Stored data entries:
*-*-*

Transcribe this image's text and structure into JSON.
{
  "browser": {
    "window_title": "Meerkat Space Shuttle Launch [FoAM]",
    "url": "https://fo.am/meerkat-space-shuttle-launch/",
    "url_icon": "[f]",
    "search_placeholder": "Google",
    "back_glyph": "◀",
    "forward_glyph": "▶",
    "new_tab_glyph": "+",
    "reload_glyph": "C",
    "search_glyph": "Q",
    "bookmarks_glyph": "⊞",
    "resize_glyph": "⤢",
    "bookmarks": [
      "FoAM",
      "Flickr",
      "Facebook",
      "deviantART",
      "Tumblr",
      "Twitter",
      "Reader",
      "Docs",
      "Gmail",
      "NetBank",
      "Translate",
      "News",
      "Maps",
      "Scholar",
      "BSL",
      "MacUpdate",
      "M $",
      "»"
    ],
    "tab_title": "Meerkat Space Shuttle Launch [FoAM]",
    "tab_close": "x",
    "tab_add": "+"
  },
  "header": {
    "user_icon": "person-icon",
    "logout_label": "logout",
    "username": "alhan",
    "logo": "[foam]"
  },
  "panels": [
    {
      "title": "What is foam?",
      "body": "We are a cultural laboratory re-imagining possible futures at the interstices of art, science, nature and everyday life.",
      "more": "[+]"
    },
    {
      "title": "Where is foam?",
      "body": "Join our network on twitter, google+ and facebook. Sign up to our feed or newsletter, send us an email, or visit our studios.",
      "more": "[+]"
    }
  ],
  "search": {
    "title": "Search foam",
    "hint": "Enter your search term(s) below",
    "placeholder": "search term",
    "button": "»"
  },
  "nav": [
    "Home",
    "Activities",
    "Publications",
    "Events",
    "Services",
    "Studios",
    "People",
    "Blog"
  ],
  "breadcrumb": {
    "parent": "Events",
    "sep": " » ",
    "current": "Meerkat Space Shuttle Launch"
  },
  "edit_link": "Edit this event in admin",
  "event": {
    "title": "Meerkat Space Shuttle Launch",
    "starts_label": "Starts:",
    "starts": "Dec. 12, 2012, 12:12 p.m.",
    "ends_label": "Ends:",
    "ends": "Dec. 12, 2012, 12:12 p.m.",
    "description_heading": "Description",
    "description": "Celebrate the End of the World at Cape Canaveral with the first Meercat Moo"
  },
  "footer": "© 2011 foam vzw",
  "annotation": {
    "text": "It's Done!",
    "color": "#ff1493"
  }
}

*-*-*

WORK INSTRUCTIONS: Give back all the records exactly as they stand.

FULL ANSWER:
Transcribe this image's text and structure into JSON.
{
  "browser": {
    "window_title": "Meerkat Space Shuttle Launch [FoAM]",
    "url": "https://fo.am/meerkat-space-shuttle-launch/",
    "url_icon": "[f]",
    "search_placeholder": "Google",
    "back_glyph": "◀",
    "forward_glyph": "▶",
    "new_tab_glyph": "+",
    "reload_glyph": "C",
    "search_glyph": "Q",
    "bookmarks_glyph": "⊞",
    "resize_glyph": "⤢",
    "bookmarks": [
      "FoAM",
      "Flickr",
      "Facebook",
      "deviantART",
      "Tumblr",
      "Twitter",
      "Reader",
      "Docs",
      "Gmail",
      "NetBank",
      "Translate",
      "News",
      "Maps",
      "Scholar",
      "BSL",
      "MacUpdate",
      "M $",
      "»"
    ],
    "tab_title": "Meerkat Space Shuttle Launch [FoAM]",
    "tab_close": "x",
    "tab_add": "+"
  },
  "header": {
    "user_icon": "person-icon",
    "logout_label": "logout",
    "username": "alhan",
    "logo": "[foam]"
  },
  "panels": [
    {
      "title": "What is foam?",
      "body": "We are a cultural laboratory re-imagining possible futures at the interstices of art, science, nature and everyday life.",
      "more": "[+]"
    },
    {
      "title": "Where is foam?",
      "body": "Join our network on twitter, google+ and facebook. Sign up to our feed or newsletter, send us an email, or visit our studios.",
      "more": "[+]"
    }
  ],
  "search": {
    "title": "Search foam",
    "hint": "Enter your search term(s) below",
    "placeholder": "search term",
    "button": "»"
  },
  "nav": [
    "Home",
    "Activities",
    "Publications",
    "Events",
    "Services",
    "Studios",
    "People",
    "Blog"
  ],
  "breadcrumb": {
    "parent": "Events",
    "sep": " » ",
    "current": "Meerkat Space Shuttle Launch"
  },
  "edit_link": "Edit this event in admin",
  "event": {
    "title": "Meerkat Space Shuttle Launch",
    "starts_label": "Starts:",
    "starts": "Dec. 12, 2012, 12:12 p.m.",
    "ends_label": "Ends:",
    "ends": "Dec. 12, 2012, 12:12 p.m.",
    "description_heading": "Description",
    "description": "Celebrate the End of the World at Cape Canaveral with the first Meercat Moo"
  },
  "footer": "© 2011 foam vzw",
  "annotation": {
    "text": "It's Done!",
    "color": "#ff1493"
  }
}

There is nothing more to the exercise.